What needs to be done:
Search the material for the word "Precision" and report each line where it turns up.
____________
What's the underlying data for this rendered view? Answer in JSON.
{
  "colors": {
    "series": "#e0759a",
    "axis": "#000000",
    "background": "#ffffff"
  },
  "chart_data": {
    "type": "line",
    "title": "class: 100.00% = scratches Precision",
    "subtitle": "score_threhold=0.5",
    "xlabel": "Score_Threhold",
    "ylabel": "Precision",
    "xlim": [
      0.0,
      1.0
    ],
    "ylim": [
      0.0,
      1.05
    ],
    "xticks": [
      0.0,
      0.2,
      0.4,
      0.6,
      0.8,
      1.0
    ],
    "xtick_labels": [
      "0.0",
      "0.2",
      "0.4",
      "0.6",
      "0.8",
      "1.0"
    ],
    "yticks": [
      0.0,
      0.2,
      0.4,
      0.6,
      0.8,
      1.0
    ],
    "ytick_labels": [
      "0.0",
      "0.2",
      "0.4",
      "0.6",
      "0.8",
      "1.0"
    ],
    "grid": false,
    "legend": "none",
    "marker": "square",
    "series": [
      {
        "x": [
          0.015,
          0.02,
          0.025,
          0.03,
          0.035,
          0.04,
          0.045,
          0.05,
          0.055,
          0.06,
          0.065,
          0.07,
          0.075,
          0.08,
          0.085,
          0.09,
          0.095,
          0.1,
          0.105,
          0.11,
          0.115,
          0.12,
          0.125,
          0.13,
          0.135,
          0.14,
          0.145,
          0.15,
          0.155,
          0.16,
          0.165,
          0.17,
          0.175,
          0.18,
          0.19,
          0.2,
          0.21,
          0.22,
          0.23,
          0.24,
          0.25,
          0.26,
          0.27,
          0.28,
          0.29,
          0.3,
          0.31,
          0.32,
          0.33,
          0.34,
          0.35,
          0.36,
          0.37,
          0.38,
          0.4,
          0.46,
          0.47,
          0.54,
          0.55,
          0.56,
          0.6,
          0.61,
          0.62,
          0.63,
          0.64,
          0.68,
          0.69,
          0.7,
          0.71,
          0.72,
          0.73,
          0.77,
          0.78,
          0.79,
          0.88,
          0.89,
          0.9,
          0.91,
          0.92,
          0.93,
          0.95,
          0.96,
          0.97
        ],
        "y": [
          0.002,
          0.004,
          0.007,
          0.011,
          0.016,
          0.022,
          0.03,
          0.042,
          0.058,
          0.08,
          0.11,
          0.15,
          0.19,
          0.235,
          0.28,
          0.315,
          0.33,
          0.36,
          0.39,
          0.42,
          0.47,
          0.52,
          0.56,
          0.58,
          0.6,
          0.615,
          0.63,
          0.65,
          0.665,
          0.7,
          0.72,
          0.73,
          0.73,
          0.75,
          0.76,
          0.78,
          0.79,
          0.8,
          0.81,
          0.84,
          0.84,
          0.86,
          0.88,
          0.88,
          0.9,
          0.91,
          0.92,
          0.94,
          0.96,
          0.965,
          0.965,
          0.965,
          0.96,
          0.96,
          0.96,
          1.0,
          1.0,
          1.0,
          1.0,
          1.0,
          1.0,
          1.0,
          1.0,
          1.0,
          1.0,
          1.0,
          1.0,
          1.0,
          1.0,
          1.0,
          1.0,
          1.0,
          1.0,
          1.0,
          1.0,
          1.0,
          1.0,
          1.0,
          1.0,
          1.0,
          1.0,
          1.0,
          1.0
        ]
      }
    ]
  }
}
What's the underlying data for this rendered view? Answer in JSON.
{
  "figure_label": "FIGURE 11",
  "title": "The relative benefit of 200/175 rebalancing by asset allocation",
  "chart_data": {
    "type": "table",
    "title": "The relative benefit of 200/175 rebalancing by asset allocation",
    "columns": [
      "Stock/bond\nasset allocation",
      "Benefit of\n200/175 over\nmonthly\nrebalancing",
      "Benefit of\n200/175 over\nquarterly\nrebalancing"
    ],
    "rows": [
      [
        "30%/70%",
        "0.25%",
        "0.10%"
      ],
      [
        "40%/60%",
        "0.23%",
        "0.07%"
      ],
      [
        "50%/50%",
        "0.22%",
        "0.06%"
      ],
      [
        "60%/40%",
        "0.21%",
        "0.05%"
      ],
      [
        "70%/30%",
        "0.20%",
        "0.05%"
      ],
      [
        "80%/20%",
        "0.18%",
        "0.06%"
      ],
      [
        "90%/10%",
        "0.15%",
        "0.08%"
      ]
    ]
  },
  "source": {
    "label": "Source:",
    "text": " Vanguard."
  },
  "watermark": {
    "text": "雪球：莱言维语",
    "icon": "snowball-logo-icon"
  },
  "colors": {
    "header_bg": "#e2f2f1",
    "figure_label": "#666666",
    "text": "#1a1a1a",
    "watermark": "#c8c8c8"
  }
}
____________
Final answer:
    "title": "class: 100.00% = scratches Precision",
    "ylabel": "Precision",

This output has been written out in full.